RAW RECORDS:

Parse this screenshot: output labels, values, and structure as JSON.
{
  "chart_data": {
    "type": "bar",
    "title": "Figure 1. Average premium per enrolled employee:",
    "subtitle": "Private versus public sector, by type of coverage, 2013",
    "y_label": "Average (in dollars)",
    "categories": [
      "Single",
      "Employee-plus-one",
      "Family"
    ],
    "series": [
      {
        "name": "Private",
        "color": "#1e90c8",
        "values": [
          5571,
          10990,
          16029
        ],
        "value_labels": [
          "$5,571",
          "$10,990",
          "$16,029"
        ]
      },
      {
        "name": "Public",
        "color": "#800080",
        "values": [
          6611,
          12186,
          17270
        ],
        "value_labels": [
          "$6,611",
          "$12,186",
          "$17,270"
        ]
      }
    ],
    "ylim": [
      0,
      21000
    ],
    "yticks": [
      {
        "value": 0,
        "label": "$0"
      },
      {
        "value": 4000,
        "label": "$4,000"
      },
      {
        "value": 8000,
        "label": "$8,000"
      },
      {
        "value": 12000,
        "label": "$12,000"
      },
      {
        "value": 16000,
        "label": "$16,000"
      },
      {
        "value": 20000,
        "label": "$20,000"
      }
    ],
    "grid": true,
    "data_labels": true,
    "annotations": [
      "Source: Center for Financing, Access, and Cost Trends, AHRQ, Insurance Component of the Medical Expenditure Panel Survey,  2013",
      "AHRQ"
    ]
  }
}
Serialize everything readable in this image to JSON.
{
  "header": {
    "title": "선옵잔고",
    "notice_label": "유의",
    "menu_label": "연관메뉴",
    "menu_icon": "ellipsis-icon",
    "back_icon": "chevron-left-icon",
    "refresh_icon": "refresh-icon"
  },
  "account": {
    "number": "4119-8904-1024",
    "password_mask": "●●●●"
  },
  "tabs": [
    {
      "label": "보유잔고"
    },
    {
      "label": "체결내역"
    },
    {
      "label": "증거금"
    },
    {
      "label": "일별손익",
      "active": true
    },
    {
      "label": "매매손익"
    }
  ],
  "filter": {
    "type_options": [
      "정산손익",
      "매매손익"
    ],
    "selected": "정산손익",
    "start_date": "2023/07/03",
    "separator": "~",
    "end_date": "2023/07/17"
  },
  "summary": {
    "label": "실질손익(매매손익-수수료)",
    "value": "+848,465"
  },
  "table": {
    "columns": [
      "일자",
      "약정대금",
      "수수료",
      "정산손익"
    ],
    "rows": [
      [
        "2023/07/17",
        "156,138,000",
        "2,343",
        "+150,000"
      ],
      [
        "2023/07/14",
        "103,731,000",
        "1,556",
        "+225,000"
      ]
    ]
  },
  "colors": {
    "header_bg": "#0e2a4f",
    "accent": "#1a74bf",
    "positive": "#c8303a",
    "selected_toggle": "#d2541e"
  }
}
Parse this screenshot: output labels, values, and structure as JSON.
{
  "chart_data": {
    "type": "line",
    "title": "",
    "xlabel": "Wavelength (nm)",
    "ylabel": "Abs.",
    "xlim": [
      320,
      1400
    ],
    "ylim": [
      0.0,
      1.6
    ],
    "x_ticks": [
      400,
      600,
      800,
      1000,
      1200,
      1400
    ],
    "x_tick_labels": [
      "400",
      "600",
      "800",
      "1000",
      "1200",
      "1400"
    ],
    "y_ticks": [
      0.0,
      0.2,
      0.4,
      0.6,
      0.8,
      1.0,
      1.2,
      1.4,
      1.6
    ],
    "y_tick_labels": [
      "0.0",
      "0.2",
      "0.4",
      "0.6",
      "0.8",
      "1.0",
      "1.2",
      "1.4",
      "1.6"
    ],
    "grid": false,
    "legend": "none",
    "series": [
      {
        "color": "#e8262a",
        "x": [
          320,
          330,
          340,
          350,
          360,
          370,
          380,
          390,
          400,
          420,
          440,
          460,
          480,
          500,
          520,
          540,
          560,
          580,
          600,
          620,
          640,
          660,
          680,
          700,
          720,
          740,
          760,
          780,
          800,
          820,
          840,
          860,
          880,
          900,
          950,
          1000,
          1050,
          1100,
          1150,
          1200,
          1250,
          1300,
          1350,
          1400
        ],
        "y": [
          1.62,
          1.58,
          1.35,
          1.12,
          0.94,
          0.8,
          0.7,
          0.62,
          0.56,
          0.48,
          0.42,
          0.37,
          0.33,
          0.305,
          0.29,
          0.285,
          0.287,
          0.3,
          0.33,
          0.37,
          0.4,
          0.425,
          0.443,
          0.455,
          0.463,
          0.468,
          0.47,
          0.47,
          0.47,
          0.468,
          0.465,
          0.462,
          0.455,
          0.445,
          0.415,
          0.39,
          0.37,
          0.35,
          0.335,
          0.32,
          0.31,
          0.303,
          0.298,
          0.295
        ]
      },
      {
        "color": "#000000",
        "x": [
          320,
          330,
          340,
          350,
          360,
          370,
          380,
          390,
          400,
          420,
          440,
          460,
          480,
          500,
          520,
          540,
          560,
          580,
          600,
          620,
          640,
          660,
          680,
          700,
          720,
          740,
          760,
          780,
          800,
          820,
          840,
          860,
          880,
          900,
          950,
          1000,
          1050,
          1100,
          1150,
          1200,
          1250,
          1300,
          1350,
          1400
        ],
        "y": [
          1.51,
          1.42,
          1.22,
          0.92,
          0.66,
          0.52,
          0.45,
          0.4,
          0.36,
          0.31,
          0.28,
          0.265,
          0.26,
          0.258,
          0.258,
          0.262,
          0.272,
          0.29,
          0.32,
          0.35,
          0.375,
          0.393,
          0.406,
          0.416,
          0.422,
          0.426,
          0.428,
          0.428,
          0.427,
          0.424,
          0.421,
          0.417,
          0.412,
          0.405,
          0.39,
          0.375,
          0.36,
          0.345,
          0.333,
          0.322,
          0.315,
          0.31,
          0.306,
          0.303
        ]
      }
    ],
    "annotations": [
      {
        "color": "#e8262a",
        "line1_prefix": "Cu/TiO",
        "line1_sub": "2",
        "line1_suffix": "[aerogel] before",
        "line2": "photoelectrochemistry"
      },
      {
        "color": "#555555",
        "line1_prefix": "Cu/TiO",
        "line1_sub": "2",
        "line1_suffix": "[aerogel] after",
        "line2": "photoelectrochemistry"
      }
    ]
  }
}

EXERCISE DETAILS: Copy each line of the data above without altering a single character.

WORKED SOLUTION:
Parse this screenshot: output labels, values, and structure as JSON.
{
  "chart_data": {
    "type": "bar",
    "title": "Figure 1. Average premium per enrolled employee:",
    "subtitle": "Private versus public sector, by type of coverage, 2013",
    "y_label": "Average (in dollars)",
    "categories": [
      "Single",
      "Employee-plus-one",
      "Family"
    ],
    "series": [
      {
        "name": "Private",
        "color": "#1e90c8",
        "values": [
          5571,
          10990,
          16029
        ],
        "value_labels": [
          "$5,571",
          "$10,990",
          "$16,029"
        ]
      },
      {
        "name": "Public",
        "color": "#800080",
        "values": [
          6611,
          12186,
          17270
        ],
        "value_labels": [
          "$6,611",
          "$12,186",
          "$17,270"
        ]
      }
    ],
    "ylim": [
      0,
      21000
    ],
    "yticks": [
      {
        "value": 0,
        "label": "$0"
      },
      {
        "value": 4000,
        "label": "$4,000"
      },
      {
        "value": 8000,
        "label": "$8,000"
      },
      {
        "value": 12000,
        "label": "$12,000"
      },
      {
        "value": 16000,
        "label": "$16,000"
      },
      {
        "value": 20000,
        "label": "$20,000"
      }
    ],
    "grid": true,
    "data_labels": true,
    "annotations": [
      "Source: Center for Financing, Access, and Cost Trends, AHRQ, Insurance Component of the Medical Expenditure Panel Survey,  2013",
      "AHRQ"
    ]
  }
}
Serialize everything readable in this image to JSON.
{
  "header": {
    "title": "선옵잔고",
    "notice_label": "유의",
    "menu_label": "연관메뉴",
    "menu_icon": "ellipsis-icon",
    "back_icon": "chevron-left-icon",
    "refresh_icon": "refresh-icon"
  },
  "account": {
    "number": "4119-8904-1024",
    "password_mask": "●●●●"
  },
  "tabs": [
    {
      "label": "보유잔고"
    },
    {
      "label": "체결내역"
    },
    {
      "label": "증거금"
    },
    {
      "label": "일별손익",
      "active": true
    },
    {
      "label": "매매손익"
    }
  ],
  "filter": {
    "type_options": [
      "정산손익",
      "매매손익"
    ],
    "selected": "정산손익",
    "start_date": "2023/07/03",
    "separator": "~",
    "end_date": "2023/07/17"
  },
  "summary": {
    "label": "실질손익(매매손익-수수료)",
    "value": "+848,465"
  },
  "table": {
    "columns": [
      "일자",
      "약정대금",
      "수수료",
      "정산손익"
    ],
    "rows": [
      [
        "2023/07/17",
        "156,138,000",
        "2,343",
        "+150,000"
      ],
      [
        "2023/07/14",
        "103,731,000",
        "1,556",
        "+225,000"
      ]
    ]
  },
  "colors": {
    "header_bg": "#0e2a4f",
    "accent": "#1a74bf",
    "positive": "#c8303a",
    "selected_toggle": "#d2541e"
  }
}
Parse this screenshot: output labels, values, and structure as JSON.
{
  "chart_data": {
    "type": "line",
    "title": "",
    "xlabel": "Wavelength (nm)",
    "ylabel": "Abs.",
    "xlim": [
      320,
      1400
    ],
    "ylim": [
      0.0,
      1.6
    ],
    "x_ticks": [
      400,
      600,
      800,
      1000,
      1200,
      1400
    ],
    "x_tick_labels": [
      "400",
      "600",
      "800",
      "1000",
      "1200",
      "1400"
    ],
    "y_ticks": [
      0.0,
      0.2,
      0.4,
      0.6,
      0.8,
      1.0,
      1.2,
      1.4,
      1.6
    ],
    "y_tick_labels": [
      "0.0",
      "0.2",
      "0.4",
      "0.6",
      "0.8",
      "1.0",
      "1.2",
      "1.4",
      "1.6"
    ],
    "grid": false,
    "legend": "none",
    "series": [
      {
        "color": "#e8262a",
        "x": [
          320,
          330,
          340,
          350,
          360,
          370,
          380,
          390,
          400,
          420,
          440,
          460,
          480,
          500,
          520,
          540,
          560,
          580,
          600,
          620,
          640,
          660,
          680,
          700,
          720,
          740,
          760,
          780,
          800,
          820,
          840,
          860,
          880,
          900,
          950,
          1000,
          1050,
          1100,
          1150,
          1200,
          1250,
          1300,
          1350,
          1400
        ],
        "y": [
          1.62,
          1.58,
          1.35,
          1.12,
          0.94,
          0.8,
          0.7,
          0.62,
          0.56,
          0.48,
          0.42,
          0.37,
          0.33,
          0.305,
          0.29,
          0.285,
          0.287,
          0.3,
          0.33,
          0.37,
          0.4,
          0.425,
          0.443,
          0.455,
          0.463,
          0.468,
          0.47,
          0.47,
          0.47,
          0.468,
          0.465,
          0.462,
          0.455,
          0.445,
          0.415,
          0.39,
          0.37,
          0.35,
          0.335,
          0.32,
          0.31,
          0.303,
          0.298,
          0.295
        ]
      },
      {
        "color": "#000000",
        "x": [
          320,
          330,
          340,
          350,
          360,
          370,
          380,
          390,
          400,
          420,
          440,
          460,
          480,
          500,
          520,
          540,
          560,
          580,
          600,
          620,
          640,
          660,
          680,
          700,
          720,
          740,
          760,
          780,
          800,
          820,
          840,
          860,
          880,
          900,
          950,
          1000,
          1050,
          1100,
          1150,
          1200,
          1250,
          1300,
          1350,
          1400
        ],
        "y": [
          1.51,
          1.42,
          1.22,
          0.92,
          0.66,
          0.52,
          0.45,
          0.4,
          0.36,
          0.31,
          0.28,
          0.265,
          0.26,
          0.258,
          0.258,
          0.262,
          0.272,
          0.29,
          0.32,
          0.35,
          0.375,
          0.393,
          0.406,
          0.416,
          0.422,
          0.426,
          0.428,
          0.428,
          0.427,
          0.424,
          0.421,
          0.417,
          0.412,
          0.405,
          0.39,
          0.375,
          0.36,
          0.345,
          0.333,
          0.322,
          0.315,
          0.31,
          0.306,
          0.303
        ]
      }
    ],
    "annotations": [
      {
        "color": "#e8262a",
        "line1_prefix": "Cu/TiO",
        "line1_sub": "2",
        "line1_suffix": "[aerogel] before",
        "line2": "photoelectrochemistry"
      },
      {
        "color": "#555555",
        "line1_prefix": "Cu/TiO",
        "line1_sub": "2",
        "line1_suffix": "[aerogel] after",
        "line2": "photoelectrochemistry"
      }
    ]
  }
}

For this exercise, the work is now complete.